Please count the lines in the listing below where the word "näkyviin" appears. Give the number only.
## START Materials provided
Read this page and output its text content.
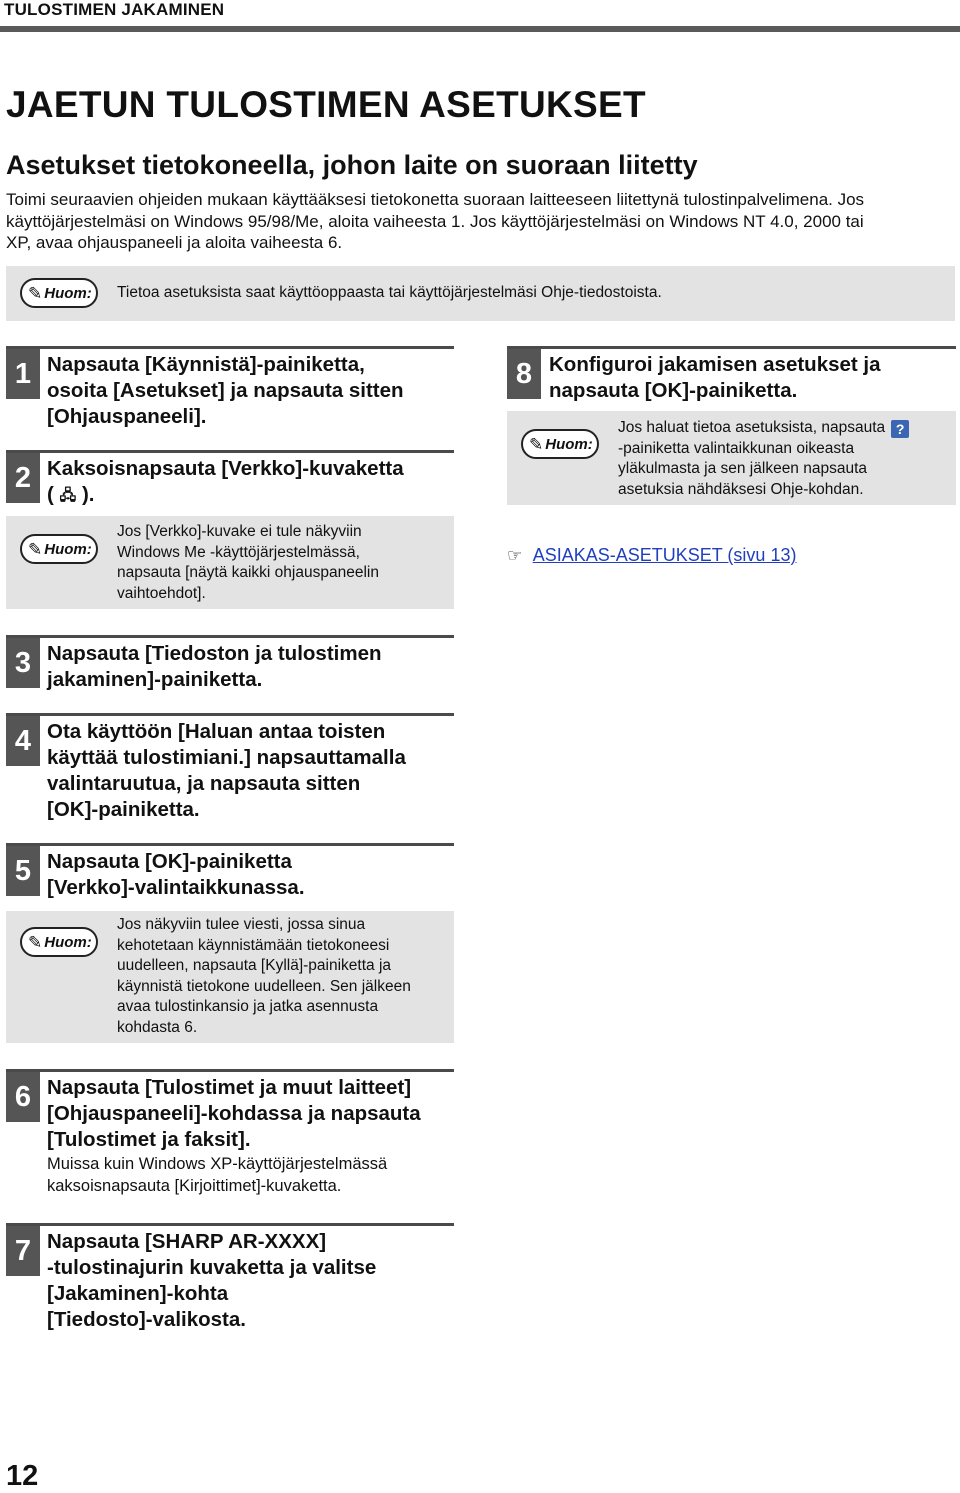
TULOSTIMEN JAKAMINEN
JAETUN TULOSTIMEN ASETUKSET
Asetukset tietokoneella, johon laite on suoraan liitetty
Toimi seuraavien ohjeiden mukaan käyttääksesi tietokonetta suoraan laitteeseen liitettynä tulostinpalvelimena. Jos
käyttöjärjestelmäsi on Windows 95/98/Me, aloita vaiheesta 1. Jos käyttöjärjestelmäsi on Windows NT 4.0, 2000 tai
XP, avaa ohjauspaneeli ja aloita vaiheesta 6.
✎ Huom: Tietoa asetuksista saat käyttöoppaasta tai käyttöjärjestelmäsi Ohje-tiedostoista.
1 Napsauta [Käynnistä]-painiketta,
osoita [Asetukset] ja napsauta sitten
[Ohjauspaneeli].
2 Kaksoisnapsauta [Verkko]-kuvaketta
( 🖧 ).
✎ Huom:
Jos [Verkko]-kuvake ei tule näkyviin
Windows Me -käyttöjärjestelmässä,
napsauta [näytä kaikki ohjauspaneelin
vaihtoehdot].
3 Napsauta [Tiedoston ja tulostimen
jakaminen]-painiketta.
4 Ota käyttöön [Haluan antaa toisten
käyttää tulostimiani.] napsauttamalla
valintaruutua, ja napsauta sitten
[OK]-painiketta.
5 Napsauta [OK]-painiketta
[Verkko]-valintaikkunassa.
✎ Huom:
Jos näkyviin tulee viesti, jossa sinua
kehotetaan käynnistämään tietokoneesi
uudelleen, napsauta [Kyllä]-painiketta ja
käynnistä tietokone uudelleen. Sen jälkeen
avaa tulostinkansio ja jatka asennusta
kohdasta 6.
6 Napsauta [Tulostimet ja muut laitteet]
[Ohjauspaneeli]-kohdassa ja napsauta
[Tulostimet ja faksit].
Muissa kuin Windows XP-käyttöjärjestelmässä
kaksoisnapsauta [Kirjoittimet]-kuvaketta.
7 Napsauta [SHARP AR-XXXX]
-tulostinajurin kuvaketta ja valitse
[Jakaminen]-kohta
[Tiedosto]-valikosta.
8 Konfiguroi jakamisen asetukset ja
napsauta [OK]-painiketta.
✎ Huom:
Jos haluat tietoa asetuksista, napsauta ?
-painiketta valintaikkunan oikeasta
yläkulmasta ja sen jälkeen napsauta
asetuksia nähdäksesi Ohje-kohdan.
☞ ASIAKAS-ASETUKSET (sivu 13)
12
## END Materials provided
■ Task output
2